= Source material =
* * * * * * *

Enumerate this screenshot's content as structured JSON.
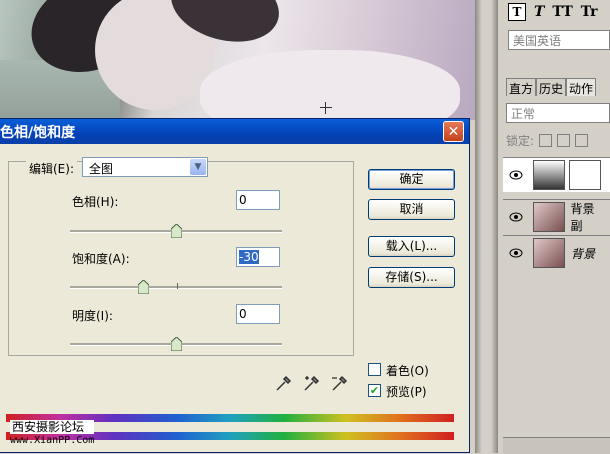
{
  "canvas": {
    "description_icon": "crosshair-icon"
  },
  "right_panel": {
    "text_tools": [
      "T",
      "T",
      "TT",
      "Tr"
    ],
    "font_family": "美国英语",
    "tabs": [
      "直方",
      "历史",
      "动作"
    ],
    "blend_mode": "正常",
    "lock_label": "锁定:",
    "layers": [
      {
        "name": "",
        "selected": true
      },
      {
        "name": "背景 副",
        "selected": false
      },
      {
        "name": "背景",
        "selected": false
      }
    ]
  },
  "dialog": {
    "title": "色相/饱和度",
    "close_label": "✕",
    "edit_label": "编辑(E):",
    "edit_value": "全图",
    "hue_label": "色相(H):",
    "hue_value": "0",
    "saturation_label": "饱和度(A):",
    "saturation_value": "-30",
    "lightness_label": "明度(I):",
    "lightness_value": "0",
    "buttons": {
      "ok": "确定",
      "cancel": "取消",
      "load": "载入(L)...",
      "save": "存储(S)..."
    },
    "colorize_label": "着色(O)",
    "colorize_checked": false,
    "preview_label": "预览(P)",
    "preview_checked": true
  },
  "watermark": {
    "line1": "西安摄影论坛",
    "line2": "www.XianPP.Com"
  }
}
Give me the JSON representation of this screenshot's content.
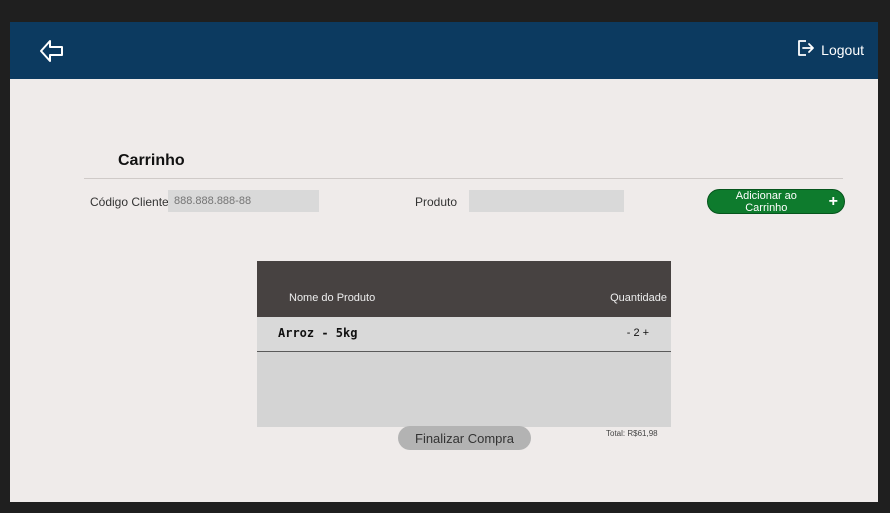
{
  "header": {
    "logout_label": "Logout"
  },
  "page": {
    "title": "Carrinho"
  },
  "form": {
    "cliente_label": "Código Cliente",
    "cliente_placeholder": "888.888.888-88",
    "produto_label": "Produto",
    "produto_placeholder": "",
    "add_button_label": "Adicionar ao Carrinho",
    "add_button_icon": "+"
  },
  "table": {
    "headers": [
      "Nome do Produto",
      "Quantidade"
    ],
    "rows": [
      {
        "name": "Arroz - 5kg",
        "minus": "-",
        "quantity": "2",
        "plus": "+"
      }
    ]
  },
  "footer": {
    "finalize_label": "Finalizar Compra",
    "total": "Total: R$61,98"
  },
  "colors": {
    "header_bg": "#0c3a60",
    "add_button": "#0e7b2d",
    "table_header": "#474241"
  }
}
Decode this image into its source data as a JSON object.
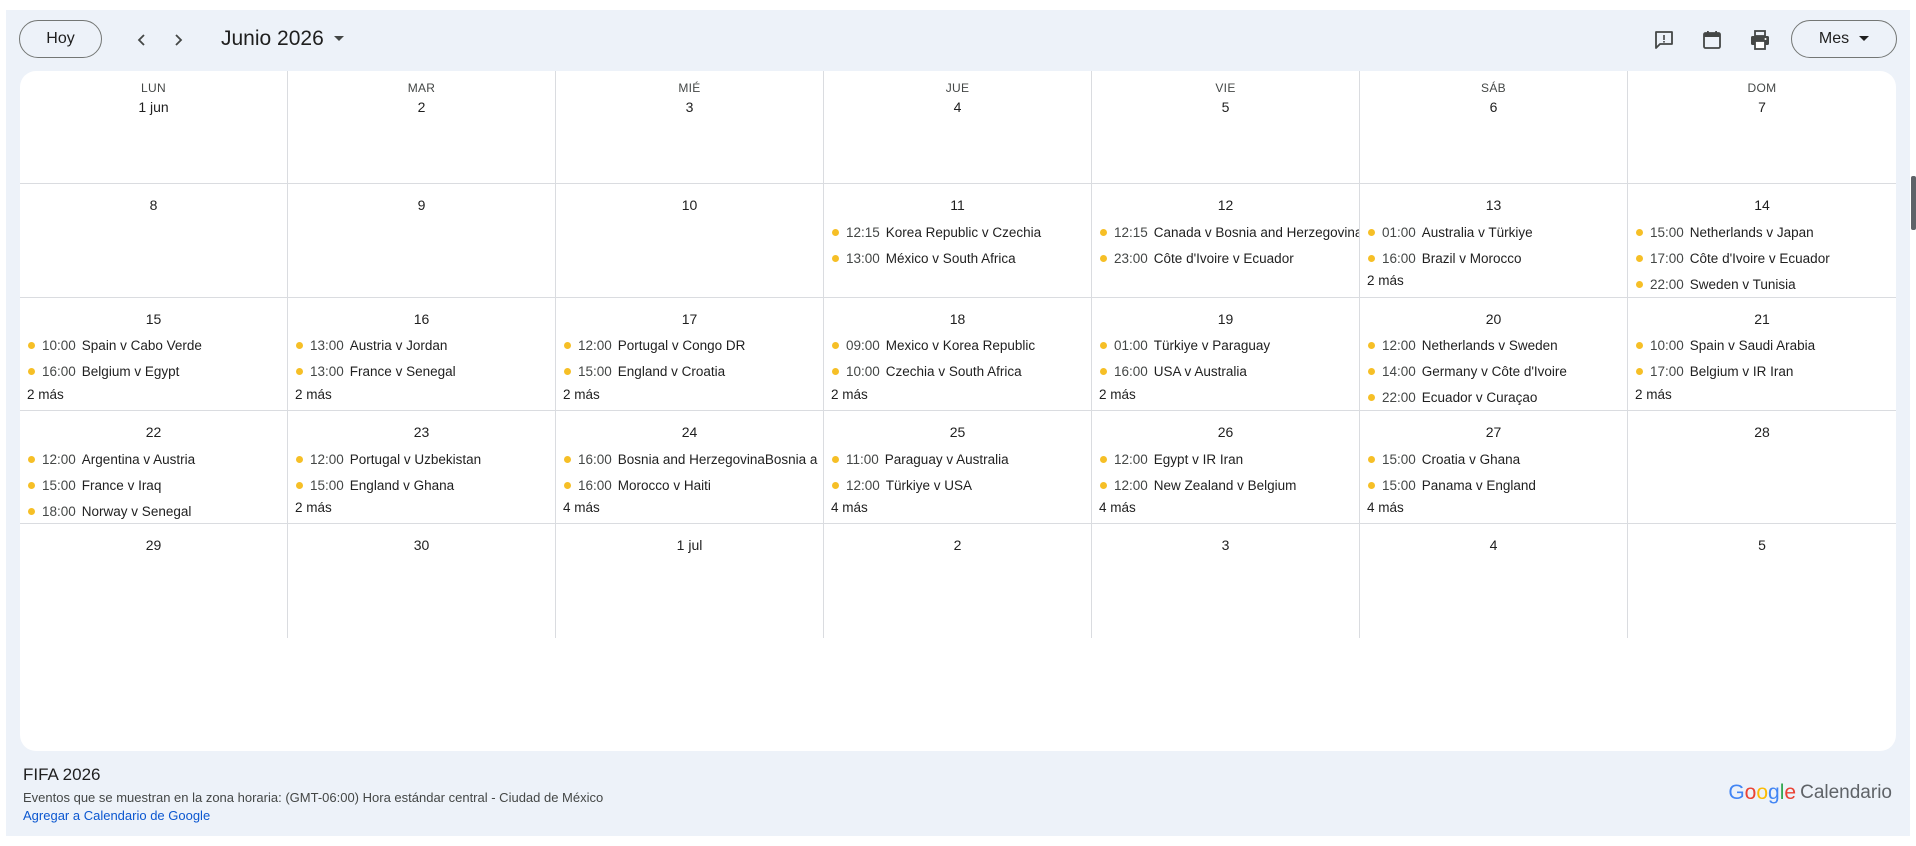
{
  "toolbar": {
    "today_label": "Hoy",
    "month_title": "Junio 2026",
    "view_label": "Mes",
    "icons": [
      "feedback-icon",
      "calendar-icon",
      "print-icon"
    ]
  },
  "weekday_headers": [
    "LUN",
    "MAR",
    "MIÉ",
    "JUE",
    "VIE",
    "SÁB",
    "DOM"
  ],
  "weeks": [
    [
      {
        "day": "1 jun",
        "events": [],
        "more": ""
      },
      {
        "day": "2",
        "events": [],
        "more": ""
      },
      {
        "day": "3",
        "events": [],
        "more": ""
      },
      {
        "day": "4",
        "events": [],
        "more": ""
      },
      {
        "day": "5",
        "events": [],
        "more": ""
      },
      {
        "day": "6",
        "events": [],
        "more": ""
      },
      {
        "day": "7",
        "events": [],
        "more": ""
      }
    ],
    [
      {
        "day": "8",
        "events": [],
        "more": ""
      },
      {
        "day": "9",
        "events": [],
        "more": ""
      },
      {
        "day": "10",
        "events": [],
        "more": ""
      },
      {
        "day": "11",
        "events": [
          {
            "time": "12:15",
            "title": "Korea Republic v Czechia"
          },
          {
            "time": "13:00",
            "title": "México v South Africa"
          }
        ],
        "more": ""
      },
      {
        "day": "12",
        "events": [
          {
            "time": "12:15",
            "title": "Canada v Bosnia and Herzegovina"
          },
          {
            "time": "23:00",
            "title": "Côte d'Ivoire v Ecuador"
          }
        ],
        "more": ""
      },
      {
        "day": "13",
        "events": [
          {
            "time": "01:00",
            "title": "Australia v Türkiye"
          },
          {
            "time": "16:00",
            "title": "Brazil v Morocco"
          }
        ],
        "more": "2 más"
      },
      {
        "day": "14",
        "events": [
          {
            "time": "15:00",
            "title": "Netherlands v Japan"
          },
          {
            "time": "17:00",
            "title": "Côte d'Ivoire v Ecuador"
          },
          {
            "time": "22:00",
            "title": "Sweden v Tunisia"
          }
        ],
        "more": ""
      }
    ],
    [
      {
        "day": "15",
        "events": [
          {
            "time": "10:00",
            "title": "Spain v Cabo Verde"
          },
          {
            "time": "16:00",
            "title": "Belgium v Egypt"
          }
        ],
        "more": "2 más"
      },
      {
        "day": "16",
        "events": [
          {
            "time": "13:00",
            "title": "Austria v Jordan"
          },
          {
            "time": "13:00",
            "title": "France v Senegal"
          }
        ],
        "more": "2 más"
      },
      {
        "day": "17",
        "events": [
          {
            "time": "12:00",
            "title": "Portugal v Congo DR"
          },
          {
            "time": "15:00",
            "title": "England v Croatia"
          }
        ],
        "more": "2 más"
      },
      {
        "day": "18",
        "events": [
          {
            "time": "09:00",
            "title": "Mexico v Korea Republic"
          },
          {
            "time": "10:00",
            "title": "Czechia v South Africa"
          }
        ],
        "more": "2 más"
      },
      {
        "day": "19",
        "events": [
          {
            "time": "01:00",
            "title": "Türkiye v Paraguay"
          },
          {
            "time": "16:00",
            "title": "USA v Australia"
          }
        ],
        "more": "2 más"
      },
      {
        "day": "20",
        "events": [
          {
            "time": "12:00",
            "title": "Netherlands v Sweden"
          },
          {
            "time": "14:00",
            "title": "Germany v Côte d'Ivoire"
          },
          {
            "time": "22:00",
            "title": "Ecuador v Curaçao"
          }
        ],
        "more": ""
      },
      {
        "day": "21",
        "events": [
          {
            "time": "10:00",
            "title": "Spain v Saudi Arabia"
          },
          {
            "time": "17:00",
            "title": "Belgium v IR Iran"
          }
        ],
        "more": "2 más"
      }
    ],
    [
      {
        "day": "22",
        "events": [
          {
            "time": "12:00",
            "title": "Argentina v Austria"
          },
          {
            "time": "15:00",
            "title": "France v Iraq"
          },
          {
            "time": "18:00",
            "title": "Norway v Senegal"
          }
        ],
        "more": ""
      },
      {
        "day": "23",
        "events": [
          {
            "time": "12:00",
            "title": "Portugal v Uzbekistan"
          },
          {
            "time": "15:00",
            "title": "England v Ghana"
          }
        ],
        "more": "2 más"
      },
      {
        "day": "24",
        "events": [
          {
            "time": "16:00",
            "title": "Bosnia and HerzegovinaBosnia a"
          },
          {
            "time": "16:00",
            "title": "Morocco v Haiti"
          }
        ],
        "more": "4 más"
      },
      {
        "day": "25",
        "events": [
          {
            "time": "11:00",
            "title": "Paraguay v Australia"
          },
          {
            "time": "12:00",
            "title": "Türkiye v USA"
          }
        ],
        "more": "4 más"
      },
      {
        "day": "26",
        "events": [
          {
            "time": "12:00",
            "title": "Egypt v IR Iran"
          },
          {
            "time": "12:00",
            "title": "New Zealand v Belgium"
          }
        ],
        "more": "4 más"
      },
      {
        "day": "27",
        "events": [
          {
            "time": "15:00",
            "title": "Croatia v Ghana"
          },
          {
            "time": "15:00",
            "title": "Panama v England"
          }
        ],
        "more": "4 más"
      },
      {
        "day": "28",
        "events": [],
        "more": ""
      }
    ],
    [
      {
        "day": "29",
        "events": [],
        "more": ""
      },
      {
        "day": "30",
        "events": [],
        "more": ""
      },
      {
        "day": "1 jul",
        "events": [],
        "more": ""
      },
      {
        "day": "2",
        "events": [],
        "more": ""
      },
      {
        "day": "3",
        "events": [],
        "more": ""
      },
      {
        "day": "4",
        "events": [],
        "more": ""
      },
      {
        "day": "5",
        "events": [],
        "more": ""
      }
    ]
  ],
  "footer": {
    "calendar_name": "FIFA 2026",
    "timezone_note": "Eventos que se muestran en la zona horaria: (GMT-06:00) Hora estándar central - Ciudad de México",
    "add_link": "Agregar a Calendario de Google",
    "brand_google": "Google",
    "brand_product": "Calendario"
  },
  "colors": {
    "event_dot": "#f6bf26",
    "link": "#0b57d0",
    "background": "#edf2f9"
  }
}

* * * * * * *

= Set problem =
Return all lines with the word "Austria" in them.

= Exercise output =
            "title": "Austria v Jordan"
            "title": "Argentina v Austria"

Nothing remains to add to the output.